#### [What needs to be done]
Output the material below in its entirety, exactly as given.

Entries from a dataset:
=-=-=

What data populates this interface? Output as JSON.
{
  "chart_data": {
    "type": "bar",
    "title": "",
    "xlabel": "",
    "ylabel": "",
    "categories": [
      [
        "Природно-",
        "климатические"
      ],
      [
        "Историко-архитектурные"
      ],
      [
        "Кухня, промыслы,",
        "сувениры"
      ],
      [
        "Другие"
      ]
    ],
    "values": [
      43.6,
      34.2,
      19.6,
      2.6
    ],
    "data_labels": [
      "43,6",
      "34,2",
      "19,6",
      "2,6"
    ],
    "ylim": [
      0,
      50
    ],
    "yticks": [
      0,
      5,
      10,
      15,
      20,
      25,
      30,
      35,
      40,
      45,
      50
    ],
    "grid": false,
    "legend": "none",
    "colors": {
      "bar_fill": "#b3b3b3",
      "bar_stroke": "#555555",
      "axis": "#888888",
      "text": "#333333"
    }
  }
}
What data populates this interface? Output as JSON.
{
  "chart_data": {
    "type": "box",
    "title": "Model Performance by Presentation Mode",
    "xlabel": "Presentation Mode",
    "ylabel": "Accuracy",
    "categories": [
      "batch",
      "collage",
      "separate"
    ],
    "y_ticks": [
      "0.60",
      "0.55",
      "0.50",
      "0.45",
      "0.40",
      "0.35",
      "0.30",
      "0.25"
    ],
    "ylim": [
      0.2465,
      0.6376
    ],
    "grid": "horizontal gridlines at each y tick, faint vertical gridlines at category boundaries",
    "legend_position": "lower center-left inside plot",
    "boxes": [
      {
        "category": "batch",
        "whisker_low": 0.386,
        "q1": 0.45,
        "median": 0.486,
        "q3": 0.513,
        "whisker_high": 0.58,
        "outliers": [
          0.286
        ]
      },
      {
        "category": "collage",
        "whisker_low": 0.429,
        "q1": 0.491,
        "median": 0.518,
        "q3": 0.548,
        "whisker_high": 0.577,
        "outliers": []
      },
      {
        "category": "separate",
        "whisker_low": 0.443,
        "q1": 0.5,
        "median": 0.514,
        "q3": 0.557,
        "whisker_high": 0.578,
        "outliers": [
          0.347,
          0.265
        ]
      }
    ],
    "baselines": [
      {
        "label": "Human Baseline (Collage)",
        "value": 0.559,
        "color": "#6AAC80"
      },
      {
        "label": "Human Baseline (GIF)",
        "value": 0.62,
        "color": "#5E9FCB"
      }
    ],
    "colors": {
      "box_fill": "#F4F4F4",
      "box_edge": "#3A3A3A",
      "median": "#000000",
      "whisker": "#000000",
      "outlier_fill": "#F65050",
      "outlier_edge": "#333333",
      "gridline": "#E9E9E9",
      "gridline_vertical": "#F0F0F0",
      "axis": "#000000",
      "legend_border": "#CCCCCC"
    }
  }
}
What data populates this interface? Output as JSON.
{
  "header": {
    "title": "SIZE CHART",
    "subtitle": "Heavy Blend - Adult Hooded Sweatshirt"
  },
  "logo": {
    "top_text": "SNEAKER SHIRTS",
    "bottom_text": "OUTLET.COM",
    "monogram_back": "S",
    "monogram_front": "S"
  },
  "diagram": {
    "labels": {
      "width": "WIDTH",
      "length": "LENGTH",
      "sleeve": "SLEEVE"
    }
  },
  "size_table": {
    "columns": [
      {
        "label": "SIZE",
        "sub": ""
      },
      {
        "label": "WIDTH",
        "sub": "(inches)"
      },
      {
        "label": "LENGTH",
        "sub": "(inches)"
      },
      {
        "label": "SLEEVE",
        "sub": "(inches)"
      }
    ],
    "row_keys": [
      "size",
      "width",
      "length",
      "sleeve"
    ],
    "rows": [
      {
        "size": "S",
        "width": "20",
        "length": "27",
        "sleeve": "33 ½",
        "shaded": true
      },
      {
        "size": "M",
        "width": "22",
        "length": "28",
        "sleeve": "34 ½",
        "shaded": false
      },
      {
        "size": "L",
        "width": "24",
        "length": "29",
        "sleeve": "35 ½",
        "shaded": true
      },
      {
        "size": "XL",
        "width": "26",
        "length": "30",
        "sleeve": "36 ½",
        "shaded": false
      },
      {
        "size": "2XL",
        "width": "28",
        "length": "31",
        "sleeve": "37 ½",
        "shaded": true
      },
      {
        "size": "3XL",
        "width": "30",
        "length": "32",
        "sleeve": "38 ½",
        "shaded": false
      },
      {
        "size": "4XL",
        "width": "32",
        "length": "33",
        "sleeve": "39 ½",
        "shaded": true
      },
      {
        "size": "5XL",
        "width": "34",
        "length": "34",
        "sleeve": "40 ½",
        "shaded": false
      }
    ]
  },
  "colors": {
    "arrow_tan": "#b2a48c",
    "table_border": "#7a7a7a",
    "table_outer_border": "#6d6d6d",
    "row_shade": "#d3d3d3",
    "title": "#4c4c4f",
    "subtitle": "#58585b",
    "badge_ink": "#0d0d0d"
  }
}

=-=-=

#### [The solution]
What data populates this interface? Output as JSON.
{
  "chart_data": {
    "type": "bar",
    "title": "",
    "xlabel": "",
    "ylabel": "",
    "categories": [
      [
        "Природно-",
        "климатические"
      ],
      [
        "Историко-архитектурные"
      ],
      [
        "Кухня, промыслы,",
        "сувениры"
      ],
      [
        "Другие"
      ]
    ],
    "values": [
      43.6,
      34.2,
      19.6,
      2.6
    ],
    "data_labels": [
      "43,6",
      "34,2",
      "19,6",
      "2,6"
    ],
    "ylim": [
      0,
      50
    ],
    "yticks": [
      0,
      5,
      10,
      15,
      20,
      25,
      30,
      35,
      40,
      45,
      50
    ],
    "grid": false,
    "legend": "none",
    "colors": {
      "bar_fill": "#b3b3b3",
      "bar_stroke": "#555555",
      "axis": "#888888",
      "text": "#333333"
    }
  }
}
What data populates this interface? Output as JSON.
{
  "chart_data": {
    "type": "box",
    "title": "Model Performance by Presentation Mode",
    "xlabel": "Presentation Mode",
    "ylabel": "Accuracy",
    "categories": [
      "batch",
      "collage",
      "separate"
    ],
    "y_ticks": [
      "0.60",
      "0.55",
      "0.50",
      "0.45",
      "0.40",
      "0.35",
      "0.30",
      "0.25"
    ],
    "ylim": [
      0.2465,
      0.6376
    ],
    "grid": "horizontal gridlines at each y tick, faint vertical gridlines at category boundaries",
    "legend_position": "lower center-left inside plot",
    "boxes": [
      {
        "category": "batch",
        "whisker_low": 0.386,
        "q1": 0.45,
        "median": 0.486,
        "q3": 0.513,
        "whisker_high": 0.58,
        "outliers": [
          0.286
        ]
      },
      {
        "category": "collage",
        "whisker_low": 0.429,
        "q1": 0.491,
        "median": 0.518,
        "q3": 0.548,
        "whisker_high": 0.577,
        "outliers": []
      },
      {
        "category": "separate",
        "whisker_low": 0.443,
        "q1": 0.5,
        "median": 0.514,
        "q3": 0.557,
        "whisker_high": 0.578,
        "outliers": [
          0.347,
          0.265
        ]
      }
    ],
    "baselines": [
      {
        "label": "Human Baseline (Collage)",
        "value": 0.559,
        "color": "#6AAC80"
      },
      {
        "label": "Human Baseline (GIF)",
        "value": 0.62,
        "color": "#5E9FCB"
      }
    ],
    "colors": {
      "box_fill": "#F4F4F4",
      "box_edge": "#3A3A3A",
      "median": "#000000",
      "whisker": "#000000",
      "outlier_fill": "#F65050",
      "outlier_edge": "#333333",
      "gridline": "#E9E9E9",
      "gridline_vertical": "#F0F0F0",
      "axis": "#000000",
      "legend_border": "#CCCCCC"
    }
  }
}
What data populates this interface? Output as JSON.
{
  "header": {
    "title": "SIZE CHART",
    "subtitle": "Heavy Blend - Adult Hooded Sweatshirt"
  },
  "logo": {
    "top_text": "SNEAKER SHIRTS",
    "bottom_text": "OUTLET.COM",
    "monogram_back": "S",
    "monogram_front": "S"
  },
  "diagram": {
    "labels": {
      "width": "WIDTH",
      "length": "LENGTH",
      "sleeve": "SLEEVE"
    }
  },
  "size_table": {
    "columns": [
      {
        "label": "SIZE",
        "sub": ""
      },
      {
        "label": "WIDTH",
        "sub": "(inches)"
      },
      {
        "label": "LENGTH",
        "sub": "(inches)"
      },
      {
        "label": "SLEEVE",
        "sub": "(inches)"
      }
    ],
    "row_keys": [
      "size",
      "width",
      "length",
      "sleeve"
    ],
    "rows": [
      {
        "size": "S",
        "width": "20",
        "length": "27",
        "sleeve": "33 ½",
        "shaded": true
      },
      {
        "size": "M",
        "width": "22",
        "length": "28",
        "sleeve": "34 ½",
        "shaded": false
      },
      {
        "size": "L",
        "width": "24",
        "length": "29",
        "sleeve": "35 ½",
        "shaded": true
      },
      {
        "size": "XL",
        "width": "26",
        "length": "30",
        "sleeve": "36 ½",
        "shaded": false
      },
      {
        "size": "2XL",
        "width": "28",
        "length": "31",
        "sleeve": "37 ½",
        "shaded": true
      },
      {
        "size": "3XL",
        "width": "30",
        "length": "32",
        "sleeve": "38 ½",
        "shaded": false
      },
      {
        "size": "4XL",
        "width": "32",
        "length": "33",
        "sleeve": "39 ½",
        "shaded": true
      },
      {
        "size": "5XL",
        "width": "34",
        "length": "34",
        "sleeve": "40 ½",
        "shaded": false
      }
    ]
  },
  "colors": {
    "arrow_tan": "#b2a48c",
    "table_border": "#7a7a7a",
    "table_outer_border": "#6d6d6d",
    "row_shade": "#d3d3d3",
    "title": "#4c4c4f",
    "subtitle": "#58585b",
    "badge_ink": "#0d0d0d"
  }
}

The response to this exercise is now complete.